• Exercise objective:
Copy out all of the data below exactly, so that no word differs from the original.

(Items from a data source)

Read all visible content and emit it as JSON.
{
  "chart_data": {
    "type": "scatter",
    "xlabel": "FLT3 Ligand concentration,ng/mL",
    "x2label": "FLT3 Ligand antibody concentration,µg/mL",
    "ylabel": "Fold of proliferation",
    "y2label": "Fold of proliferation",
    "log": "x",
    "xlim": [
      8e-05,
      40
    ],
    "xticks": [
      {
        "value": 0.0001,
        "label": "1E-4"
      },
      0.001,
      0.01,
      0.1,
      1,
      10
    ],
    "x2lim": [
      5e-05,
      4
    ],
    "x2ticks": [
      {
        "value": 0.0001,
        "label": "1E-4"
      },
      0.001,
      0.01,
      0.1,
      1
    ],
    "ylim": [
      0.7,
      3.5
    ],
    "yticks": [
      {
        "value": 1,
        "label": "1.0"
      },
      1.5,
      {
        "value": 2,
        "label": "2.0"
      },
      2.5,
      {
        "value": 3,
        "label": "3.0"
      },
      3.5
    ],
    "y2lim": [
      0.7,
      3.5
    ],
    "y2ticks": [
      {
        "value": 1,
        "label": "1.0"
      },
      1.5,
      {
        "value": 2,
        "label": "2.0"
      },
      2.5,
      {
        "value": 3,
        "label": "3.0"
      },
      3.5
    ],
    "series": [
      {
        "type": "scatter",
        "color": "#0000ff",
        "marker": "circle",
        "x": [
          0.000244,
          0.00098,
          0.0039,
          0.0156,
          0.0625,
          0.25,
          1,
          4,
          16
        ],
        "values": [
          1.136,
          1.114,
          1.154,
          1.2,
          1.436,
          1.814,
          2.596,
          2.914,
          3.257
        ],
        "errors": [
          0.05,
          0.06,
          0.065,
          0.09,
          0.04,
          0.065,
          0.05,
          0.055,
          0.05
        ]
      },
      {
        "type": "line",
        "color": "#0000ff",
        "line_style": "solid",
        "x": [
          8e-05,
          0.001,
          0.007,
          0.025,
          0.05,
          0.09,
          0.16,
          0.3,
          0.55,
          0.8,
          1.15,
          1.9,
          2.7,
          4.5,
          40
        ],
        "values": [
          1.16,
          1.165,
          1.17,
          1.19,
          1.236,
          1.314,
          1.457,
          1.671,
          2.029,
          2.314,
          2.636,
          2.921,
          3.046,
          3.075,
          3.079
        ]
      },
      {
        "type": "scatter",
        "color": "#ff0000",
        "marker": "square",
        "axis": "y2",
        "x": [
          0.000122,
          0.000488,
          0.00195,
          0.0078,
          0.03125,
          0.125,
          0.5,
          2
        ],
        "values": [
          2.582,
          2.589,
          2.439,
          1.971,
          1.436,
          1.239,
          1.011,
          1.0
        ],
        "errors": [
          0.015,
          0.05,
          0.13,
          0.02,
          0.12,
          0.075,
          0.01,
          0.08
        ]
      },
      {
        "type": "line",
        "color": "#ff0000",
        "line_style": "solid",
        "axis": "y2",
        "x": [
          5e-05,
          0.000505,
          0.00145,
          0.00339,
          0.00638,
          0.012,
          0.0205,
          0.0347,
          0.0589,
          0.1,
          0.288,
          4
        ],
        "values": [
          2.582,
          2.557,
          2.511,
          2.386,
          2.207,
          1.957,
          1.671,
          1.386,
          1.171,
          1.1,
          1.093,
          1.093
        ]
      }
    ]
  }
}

• Exercise output:
Read all visible content and emit it as JSON.
{
  "chart_data": {
    "type": "scatter",
    "xlabel": "FLT3 Ligand concentration,ng/mL",
    "x2label": "FLT3 Ligand antibody concentration,µg/mL",
    "ylabel": "Fold of proliferation",
    "y2label": "Fold of proliferation",
    "log": "x",
    "xlim": [
      8e-05,
      40
    ],
    "xticks": [
      {
        "value": 0.0001,
        "label": "1E-4"
      },
      0.001,
      0.01,
      0.1,
      1,
      10
    ],
    "x2lim": [
      5e-05,
      4
    ],
    "x2ticks": [
      {
        "value": 0.0001,
        "label": "1E-4"
      },
      0.001,
      0.01,
      0.1,
      1
    ],
    "ylim": [
      0.7,
      3.5
    ],
    "yticks": [
      {
        "value": 1,
        "label": "1.0"
      },
      1.5,
      {
        "value": 2,
        "label": "2.0"
      },
      2.5,
      {
        "value": 3,
        "label": "3.0"
      },
      3.5
    ],
    "y2lim": [
      0.7,
      3.5
    ],
    "y2ticks": [
      {
        "value": 1,
        "label": "1.0"
      },
      1.5,
      {
        "value": 2,
        "label": "2.0"
      },
      2.5,
      {
        "value": 3,
        "label": "3.0"
      },
      3.5
    ],
    "series": [
      {
        "type": "scatter",
        "color": "#0000ff",
        "marker": "circle",
        "x": [
          0.000244,
          0.00098,
          0.0039,
          0.0156,
          0.0625,
          0.25,
          1,
          4,
          16
        ],
        "values": [
          1.136,
          1.114,
          1.154,
          1.2,
          1.436,
          1.814,
          2.596,
          2.914,
          3.257
        ],
        "errors": [
          0.05,
          0.06,
          0.065,
          0.09,
          0.04,
          0.065,
          0.05,
          0.055,
          0.05
        ]
      },
      {
        "type": "line",
        "color": "#0000ff",
        "line_style": "solid",
        "x": [
          8e-05,
          0.001,
          0.007,
          0.025,
          0.05,
          0.09,
          0.16,
          0.3,
          0.55,
          0.8,
          1.15,
          1.9,
          2.7,
          4.5,
          40
        ],
        "values": [
          1.16,
          1.165,
          1.17,
          1.19,
          1.236,
          1.314,
          1.457,
          1.671,
          2.029,
          2.314,
          2.636,
          2.921,
          3.046,
          3.075,
          3.079
        ]
      },
      {
        "type": "scatter",
        "color": "#ff0000",
        "marker": "square",
        "axis": "y2",
        "x": [
          0.000122,
          0.000488,
          0.00195,
          0.0078,
          0.03125,
          0.125,
          0.5,
          2
        ],
        "values": [
          2.582,
          2.589,
          2.439,
          1.971,
          1.436,
          1.239,
          1.011,
          1.0
        ],
        "errors": [
          0.015,
          0.05,
          0.13,
          0.02,
          0.12,
          0.075,
          0.01,
          0.08
        ]
      },
      {
        "type": "line",
        "color": "#ff0000",
        "line_style": "solid",
        "axis": "y2",
        "x": [
          5e-05,
          0.000505,
          0.00145,
          0.00339,
          0.00638,
          0.012,
          0.0205,
          0.0347,
          0.0589,
          0.1,
          0.288,
          4
        ],
        "values": [
          2.582,
          2.557,
          2.511,
          2.386,
          2.207,
          1.957,
          1.671,
          1.386,
          1.171,
          1.1,
          1.093,
          1.093
        ]
      }
    ]
  }
}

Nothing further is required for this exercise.